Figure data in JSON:
>>>>>
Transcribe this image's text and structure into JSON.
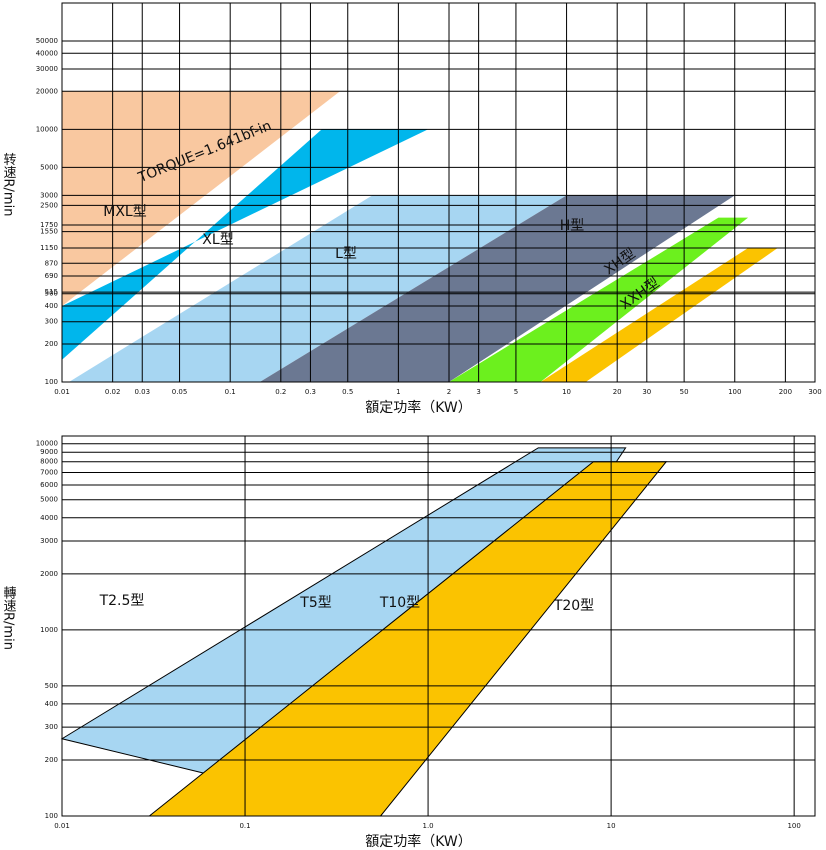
{
  "chart_data": [
    {
      "type": "region",
      "xscale": "log",
      "yscale": "log",
      "grid": true,
      "x_label": "額定功率（KW）",
      "y_label": "转速R/min",
      "annotation": "TORQUE=1.641bf-in",
      "xlim": [
        0.01,
        300
      ],
      "ylim": [
        100,
        100000
      ],
      "xticks": [
        0.01,
        0.02,
        0.03,
        0.05,
        0.1,
        0.2,
        0.3,
        0.5,
        1,
        2,
        3,
        5,
        10,
        20,
        30,
        50,
        100,
        200,
        300
      ],
      "yticks": [
        100,
        200,
        300,
        400,
        500,
        515,
        690,
        870,
        1150,
        1550,
        1750,
        2500,
        3000,
        5000,
        10000,
        20000,
        30000,
        40000,
        50000
      ],
      "series": [
        {
          "name": "MXL型",
          "color": "#f9c8a0",
          "x": [
            0.01,
            0.45,
            0.01
          ],
          "values": [
            20000,
            20000,
            400
          ]
        },
        {
          "name": "XL型",
          "color": "#00b6ec",
          "x": [
            0.01,
            1.5,
            0.35,
            0.01
          ],
          "values": [
            400,
            10000,
            10000,
            150
          ]
        },
        {
          "name": "L型",
          "color": "#a7d6f2",
          "x": [
            0.011,
            0.7,
            10,
            0.15
          ],
          "values": [
            100,
            3000,
            3000,
            100
          ]
        },
        {
          "name": "H型",
          "color": "#6b7892",
          "x": [
            0.15,
            10,
            100,
            2
          ],
          "values": [
            100,
            3000,
            3000,
            100
          ]
        },
        {
          "name": "XH型",
          "color": "#6cf01e",
          "x": [
            2,
            80,
            120,
            7
          ],
          "values": [
            100,
            2000,
            2000,
            100
          ]
        },
        {
          "name": "XXH型",
          "color": "#fbc300",
          "x": [
            7,
            120,
            180,
            13
          ],
          "values": [
            100,
            1150,
            1150,
            100
          ]
        }
      ]
    },
    {
      "type": "region",
      "xscale": "log",
      "yscale": "log",
      "grid": true,
      "x_label": "額定功率（KW）",
      "y_label": "轉速R/min",
      "xlim": [
        0.01,
        130
      ],
      "ylim": [
        100,
        11000
      ],
      "xticks": [
        0.01,
        0.1,
        {
          "value": 1,
          "label": "1.0"
        },
        10,
        100
      ],
      "yticks": [
        100,
        200,
        300,
        400,
        500,
        1000,
        2000,
        3000,
        4000,
        5000,
        6000,
        7000,
        8000,
        9000,
        10000
      ],
      "series": [
        {
          "name": "T2.5型",
          "color": "#ffffff",
          "x": [],
          "values": []
        },
        {
          "name": "T5型",
          "color": "#a7d6f2",
          "x": [
            0.01,
            4,
            12,
            0.55
          ],
          "values": [
            260,
            9500,
            9500,
            100
          ]
        },
        {
          "name": "T10型",
          "color": "#fbc300",
          "x": [
            0.03,
            8,
            20,
            0.55
          ],
          "values": [
            100,
            8000,
            8000,
            100
          ]
        },
        {
          "name": "T20型",
          "color": "#ffffff",
          "x": [],
          "values": []
        }
      ]
    }
  ]
}
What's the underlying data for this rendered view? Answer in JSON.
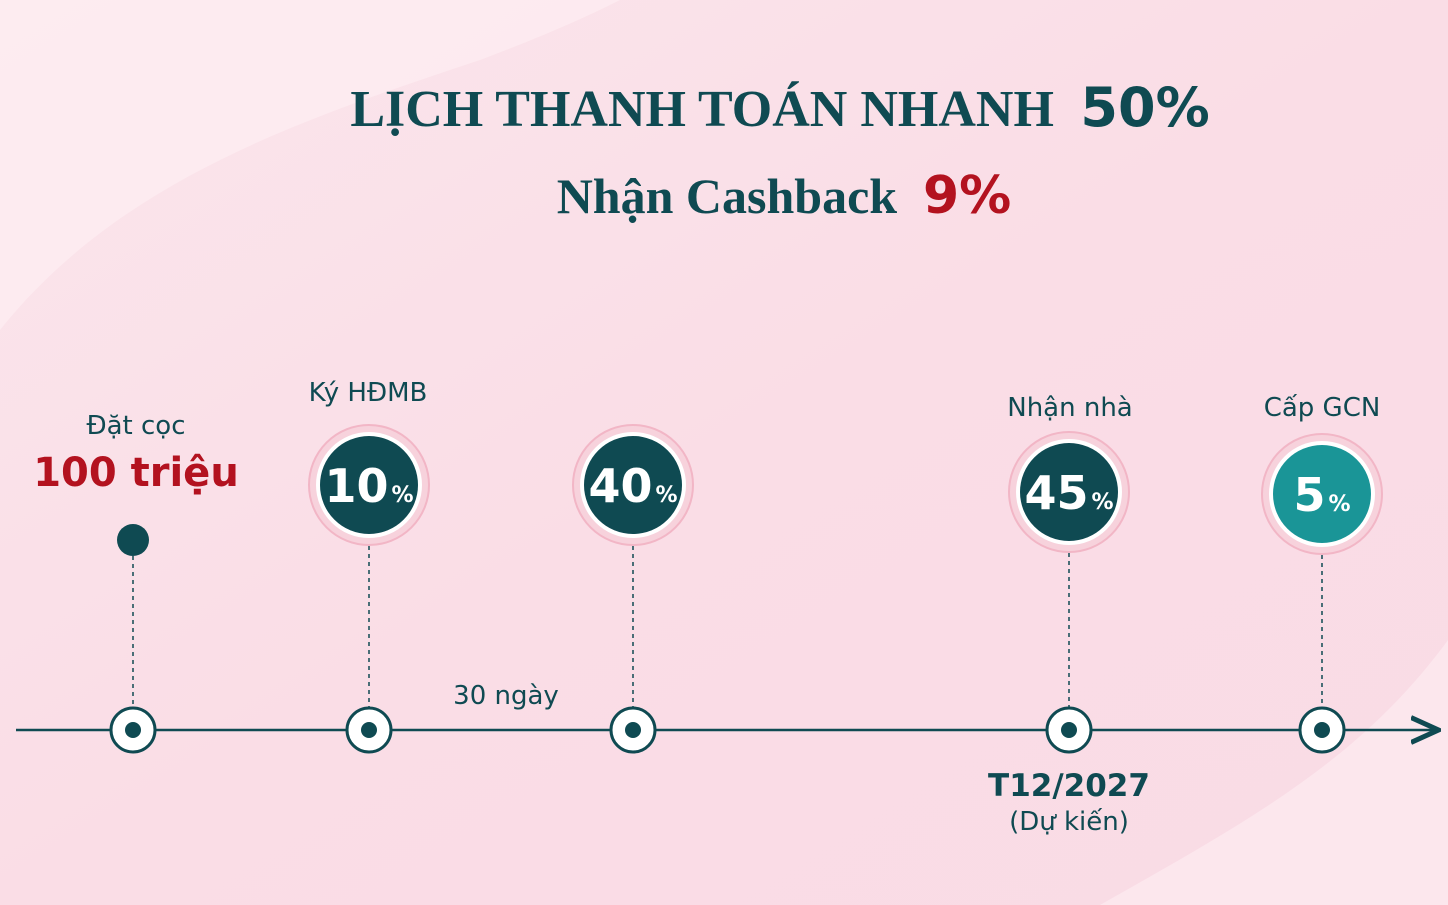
{
  "header": {
    "title": "LỊCH THANH TOÁN NHANH",
    "title_highlight": "50%",
    "subtitle": "Nhận Cashback",
    "subtitle_highlight": "9%"
  },
  "milestones": [
    {
      "label": "Đặt cọc",
      "amount": "100 triệu"
    },
    {
      "label": "Ký HĐMB",
      "percent": "10",
      "unit": "%"
    },
    {
      "percent": "40",
      "unit": "%"
    },
    {
      "label": "Nhận nhà",
      "percent": "45",
      "unit": "%",
      "date": "T12/2027",
      "note": "(Dự kiến)"
    },
    {
      "label": "Cấp GCN",
      "percent": "5",
      "unit": "%"
    }
  ],
  "interval": "30 ngày"
}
<<<<<
> _INSTRUCTIONS TO FOLLOW_
Leave out the pictures, and please output only the lines from the line that contains "What's the underlying" through the end of the data, both ends included.

> _OUTPUT BELOW_
What's the underlying data for this rendered view? Answer in JSON.
{
  "header": {
    "title": "LỊCH THANH TOÁN NHANH",
    "title_highlight": "50%",
    "subtitle": "Nhận Cashback",
    "subtitle_highlight": "9%"
  },
  "milestones": [
    {
      "label": "Đặt cọc",
      "amount": "100 triệu"
    },
    {
      "label": "Ký HĐMB",
      "percent": "10",
      "unit": "%"
    },
    {
      "percent": "40",
      "unit": "%"
    },
    {
      "label": "Nhận nhà",
      "percent": "45",
      "unit": "%",
      "date": "T12/2027",
      "note": "(Dự kiến)"
    },
    {
      "label": "Cấp GCN",
      "percent": "5",
      "unit": "%"
    }
  ],
  "interval": "30 ngày"
}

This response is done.